::: SOURCE DOCUMENT
Case and questions given to the students

EGFR mutations in non-smokers, adenocarcinoma, usually women


● Tx: gefitinib…
● New gen: nefatinib… ersimertinib - more potent generation (ersimertinib often considered first in EGFR
mutation(?))
ALK mutations - rarer than EGFR
● Tx: quizotinib(?)
○ Not available in NHS
● Alextinib(?) - has two-years’ effectivity?

A 76 year old man presents with a 2 month history of cough. He has had two courses of antibiotics from his GP. In
addition he has been suffering from mild back pain

1. What are the relevant elements to elicit in the history and on examination?
● History
○ Cough
■ Fever
■ Productive?
■ Weight loss
■ Night sweats
○ Pain localisation - back pain
■ Night pain
● Examination
○ Neurological (for back pain)
■ Weakness?
○ Respiratory examination
○ Cardio examination
○ Clubbing, cyanosis, horners…

1. How would you proceed? What kind of investigations do you arrange? Are there any other tests you would
request from the histopathologists?
● CXR
● CT Chest and abdo
● Bone scan
● Blood counts - FBC, LFT, U&E; clotting (for determining whether to do biopsy later)
● Biopsy
○ Bronchoscopy
○ Core biopsy (radiologist)
● Cytology - though current day don’t really do this

Investigations confirm an opacity in the upper lobe of the right lung, which is invading the ribs posteriorly and
a lesion of the left adrenal gland

Biopsy confirms non-small cell lung cancer (adenocarcinoma)

EGFR mutation negative


Bone scan shows uptake at T10

1. What are the treatment options? What is the prognosis?


● Chemotherapy
● Radiotherapy - to lung and/or primary (rib)
● Pain relief: morphine, bisphosphonates (for bone mets)

● Stage 4 (metastatic) = poor prognosis


○ Median survival ~1-1.5 years

1. Ten days after receiving his first cycle of chemotherapy he phones the ward, complaining of feeling hot and
shivery. What would you advise?
● High risk of neutropenic infection
● Get patient in for Ix - FBC etc

1. One months later he attends outpatients, complaining of a two week history of a droopy right eye and pain in the
little finger of his right hand. What else would you look for? What is the name of this syndrome? What is its
anatomical cause? What are the treatment options?
● Horner’s
1. Two months later he attends A&E with a 4 day history of weakness of his left leg. How do you proceed?
● Worried about cord compression - do MRI of full spine
Investigations confirm cord compression at level T10

1. What are the treatment options? What is his expected survival? What do you need to do?
● Decompression! Or radiotherapy?
● Considerations?
○ Clinically well?
○ What’s the prognosis?
○ Any other Tx options? Is radiotherapy an option?
○ Single site bone met?
○ How long has he been presenting for? - if something like 5 days, probably won’t get function back
● Survival: ~3/12
○ Cord compression -> need to get back on his feet. If not, paralysed -> bed sores, DVTs, PEs, chest
infection…

Year 4 Medical Student Oncology Tutorials 2015/16


Lung cancer – Case 2

A 64 yo lifelong smoker presents acutely to A&E with dyspnoea, facial, neck and arm swelling and headache. His wife
reports that the swelling is worse in the mornings and that his symptoms are made worse by leaning forward or lying
down.
::::::
::: AVAILABLE DATA
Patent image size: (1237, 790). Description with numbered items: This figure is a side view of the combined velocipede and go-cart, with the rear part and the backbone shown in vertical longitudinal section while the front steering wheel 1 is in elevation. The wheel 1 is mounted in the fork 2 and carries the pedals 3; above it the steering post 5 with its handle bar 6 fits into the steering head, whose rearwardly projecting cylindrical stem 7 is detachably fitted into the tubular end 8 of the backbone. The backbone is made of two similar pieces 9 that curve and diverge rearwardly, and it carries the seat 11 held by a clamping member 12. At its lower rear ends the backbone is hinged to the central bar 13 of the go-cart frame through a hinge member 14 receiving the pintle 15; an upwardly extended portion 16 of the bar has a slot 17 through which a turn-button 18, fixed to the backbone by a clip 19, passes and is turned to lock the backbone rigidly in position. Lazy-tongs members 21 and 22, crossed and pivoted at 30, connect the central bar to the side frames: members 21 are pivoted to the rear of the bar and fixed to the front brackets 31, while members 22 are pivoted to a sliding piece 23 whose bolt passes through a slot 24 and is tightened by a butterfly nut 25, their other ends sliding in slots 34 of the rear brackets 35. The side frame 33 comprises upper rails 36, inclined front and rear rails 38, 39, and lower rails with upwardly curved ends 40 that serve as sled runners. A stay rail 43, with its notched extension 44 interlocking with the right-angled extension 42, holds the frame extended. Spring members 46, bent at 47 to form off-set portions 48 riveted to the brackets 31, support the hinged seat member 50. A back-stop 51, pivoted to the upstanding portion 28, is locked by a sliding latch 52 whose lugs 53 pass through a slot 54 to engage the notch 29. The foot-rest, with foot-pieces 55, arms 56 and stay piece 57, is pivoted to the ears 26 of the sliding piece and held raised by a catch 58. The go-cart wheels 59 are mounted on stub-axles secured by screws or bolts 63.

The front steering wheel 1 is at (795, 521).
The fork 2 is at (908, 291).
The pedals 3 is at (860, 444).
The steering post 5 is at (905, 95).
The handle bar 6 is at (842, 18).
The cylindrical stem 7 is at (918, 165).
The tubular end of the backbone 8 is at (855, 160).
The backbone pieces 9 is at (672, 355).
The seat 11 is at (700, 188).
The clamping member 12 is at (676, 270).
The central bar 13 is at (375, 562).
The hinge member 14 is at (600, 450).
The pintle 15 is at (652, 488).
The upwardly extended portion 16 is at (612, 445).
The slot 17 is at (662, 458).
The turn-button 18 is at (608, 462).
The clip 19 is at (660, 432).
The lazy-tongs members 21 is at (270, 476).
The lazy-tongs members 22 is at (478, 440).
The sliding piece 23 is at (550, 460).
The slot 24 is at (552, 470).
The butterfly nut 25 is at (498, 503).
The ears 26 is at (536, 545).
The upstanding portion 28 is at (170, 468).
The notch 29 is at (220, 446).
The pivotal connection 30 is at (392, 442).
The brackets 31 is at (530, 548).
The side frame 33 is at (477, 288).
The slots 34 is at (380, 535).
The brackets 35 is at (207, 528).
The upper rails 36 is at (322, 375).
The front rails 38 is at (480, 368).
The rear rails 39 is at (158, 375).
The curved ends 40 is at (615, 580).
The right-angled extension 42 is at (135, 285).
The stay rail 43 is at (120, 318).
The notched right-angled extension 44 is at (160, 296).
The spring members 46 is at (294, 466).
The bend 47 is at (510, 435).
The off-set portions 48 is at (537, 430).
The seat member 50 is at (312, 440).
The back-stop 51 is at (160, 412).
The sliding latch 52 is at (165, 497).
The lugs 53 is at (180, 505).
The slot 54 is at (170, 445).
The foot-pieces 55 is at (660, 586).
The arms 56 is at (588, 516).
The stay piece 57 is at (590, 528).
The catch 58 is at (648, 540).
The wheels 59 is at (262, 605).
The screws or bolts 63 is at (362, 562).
::::::
**DIRECTIONS**
In the lung cancer case notes, at what spinal level was the patient's cord compression confirmed?

**YOUR SOLUTION**
T10